**DATASET ROWS**

_ _ _

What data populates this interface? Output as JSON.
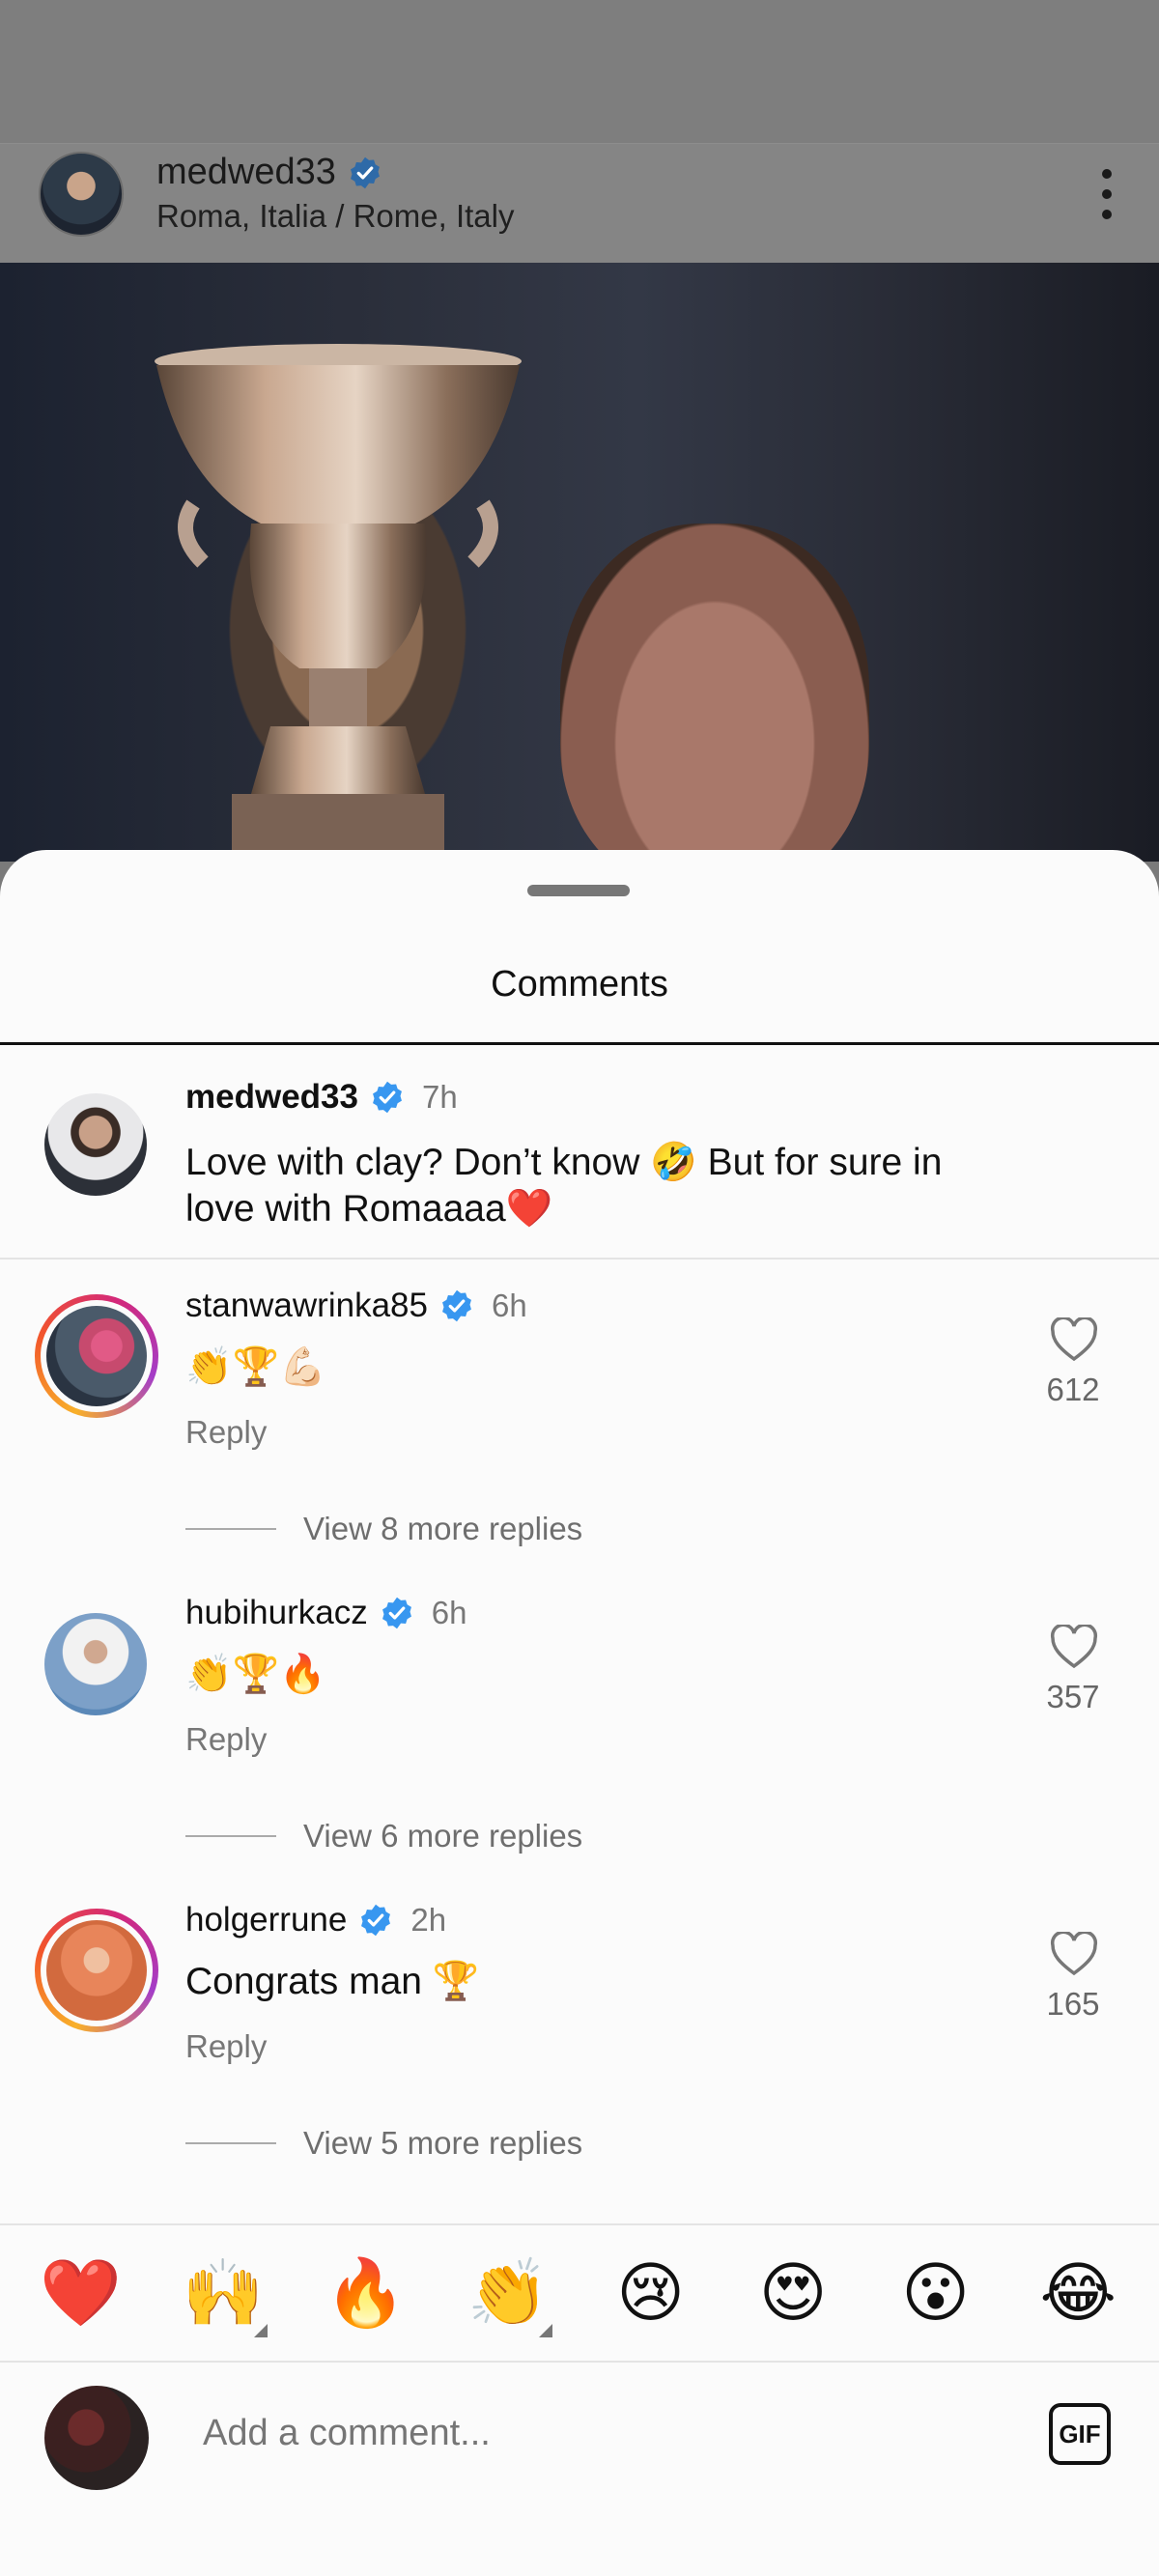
{
  "post_header": {
    "username": "medwed33",
    "location": "Roma, Italia / Rome, Italy"
  },
  "sheet": {
    "title": "Comments"
  },
  "caption": {
    "username": "medwed33",
    "time": "7h",
    "text_line1": "Love with clay? Don’t know 🤣 But for sure in",
    "text_line2": "love with Romaaaa❤️"
  },
  "comments": [
    {
      "username": "stanwawrinka85",
      "time": "6h",
      "text": "👏🏆💪🏻",
      "reply": "Reply",
      "likes": "612",
      "view_more": "View 8 more replies"
    },
    {
      "username": "hubihurkacz",
      "time": "6h",
      "text": "👏🏆🔥",
      "reply": "Reply",
      "likes": "357",
      "view_more": "View 6 more replies"
    },
    {
      "username": "holgerrune",
      "time": "2h",
      "text": "Congrats man 🏆",
      "reply": "Reply",
      "likes": "165",
      "view_more": "View 5 more replies"
    }
  ],
  "emoji_bar": [
    "❤️",
    "🙌",
    "🔥",
    "👏",
    "😢",
    "😍",
    "😮",
    "😂"
  ],
  "composer": {
    "placeholder": "Add a comment...",
    "gif_label": "GIF"
  },
  "colors": {
    "verified": "#3897f0",
    "muted_text": "#777777",
    "dim_overlay": "#7e7e7e"
  }
}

_ _ _

**EXERCISE PROMPT**
Omit the pictures and restate the rest of the records verbatim.

**EXERCISE RESPONSE**
What data populates this interface? Output as JSON.
{
  "post_header": {
    "username": "medwed33",
    "location": "Roma, Italia / Rome, Italy"
  },
  "sheet": {
    "title": "Comments"
  },
  "caption": {
    "username": "medwed33",
    "time": "7h",
    "text_line1": "Love with clay? Don’t know 🤣 But for sure in",
    "text_line2": "love with Romaaaa❤️"
  },
  "comments": [
    {
      "username": "stanwawrinka85",
      "time": "6h",
      "text": "👏🏆💪🏻",
      "reply": "Reply",
      "likes": "612",
      "view_more": "View 8 more replies"
    },
    {
      "username": "hubihurkacz",
      "time": "6h",
      "text": "👏🏆🔥",
      "reply": "Reply",
      "likes": "357",
      "view_more": "View 6 more replies"
    },
    {
      "username": "holgerrune",
      "time": "2h",
      "text": "Congrats man 🏆",
      "reply": "Reply",
      "likes": "165",
      "view_more": "View 5 more replies"
    }
  ],
  "emoji_bar": [
    "❤️",
    "🙌",
    "🔥",
    "👏",
    "😢",
    "😍",
    "😮",
    "😂"
  ],
  "composer": {
    "placeholder": "Add a comment...",
    "gif_label": "GIF"
  },
  "colors": {
    "verified": "#3897f0",
    "muted_text": "#777777",
    "dim_overlay": "#7e7e7e"
  }
}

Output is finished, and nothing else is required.